Passage shown →
Wow, this is classic Mumsnet... I think computer games are rather odd and haven't played any since an occasional go on Civ at uni, but a 9yo spending about £10 a month on something she enjoys, especially over lockdown, doesn't seem excessive. It was 1/4 of her birthday money, spent over a long time. I really don't see what the fuss is...
Also, WhatsApp? Why is it different to text messages? She told her mum about the photo, not sure what else people would want?
Glad the games speaker people are looking into it and have reinstated her diamonds.

bookmum08 · 12/09/2020 22:46

Corono no I wouldn't say that. Not at all. The child made a mistake. Children do that. She will have learned from this. This was a school friend she shared with. Not a random unknown online 'friend'.

Kazakaren · 12/09/2020 23:02

Goodness, the ranters on here, so invested in how your child spends her pocket money 🤣

ChesterDrawsDoesntExist · 12/09/2020 23:19

Oh @Corono just fucking stop. You clearly know absolutely nothing about Roblox or what 9 year olds like to do. You keep bleating on about OP giving her child £100 to be trusted to know what to do with it. No. OP has clearly paid each and every small purchase. Them newfangled thingemabobs called compoooters don't take pocket money cash you know. There's no slot for the pennies for the lassie to use. That's called the disk drive.

Task item →
List every username that appears before a date and time in the forum thread excerpt.

(Document layout detection data)
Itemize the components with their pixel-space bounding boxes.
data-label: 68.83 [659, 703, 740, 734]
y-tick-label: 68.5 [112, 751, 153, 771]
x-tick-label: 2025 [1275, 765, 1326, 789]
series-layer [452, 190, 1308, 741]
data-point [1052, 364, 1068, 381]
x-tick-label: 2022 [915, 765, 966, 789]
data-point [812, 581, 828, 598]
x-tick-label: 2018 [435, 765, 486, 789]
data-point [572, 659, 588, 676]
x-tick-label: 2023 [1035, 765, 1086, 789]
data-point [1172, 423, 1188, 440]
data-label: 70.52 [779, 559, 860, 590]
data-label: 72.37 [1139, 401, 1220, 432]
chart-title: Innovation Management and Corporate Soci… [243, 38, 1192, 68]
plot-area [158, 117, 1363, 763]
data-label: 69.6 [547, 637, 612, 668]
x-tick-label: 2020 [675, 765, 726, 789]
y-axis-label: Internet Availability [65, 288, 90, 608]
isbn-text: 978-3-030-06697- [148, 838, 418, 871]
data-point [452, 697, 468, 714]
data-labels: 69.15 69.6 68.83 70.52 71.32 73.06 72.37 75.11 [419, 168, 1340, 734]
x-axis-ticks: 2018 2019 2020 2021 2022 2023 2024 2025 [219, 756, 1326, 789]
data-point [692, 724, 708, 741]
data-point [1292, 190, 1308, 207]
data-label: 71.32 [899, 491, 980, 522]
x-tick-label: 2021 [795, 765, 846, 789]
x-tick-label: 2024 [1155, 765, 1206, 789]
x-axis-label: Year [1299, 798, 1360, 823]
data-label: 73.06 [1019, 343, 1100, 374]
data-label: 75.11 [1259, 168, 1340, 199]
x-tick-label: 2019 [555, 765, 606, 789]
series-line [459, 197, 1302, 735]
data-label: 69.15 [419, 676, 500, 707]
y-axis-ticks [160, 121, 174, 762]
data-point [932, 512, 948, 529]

Exercise result →
bookmum08
Kazakaren
ChesterDrawsDoesntExist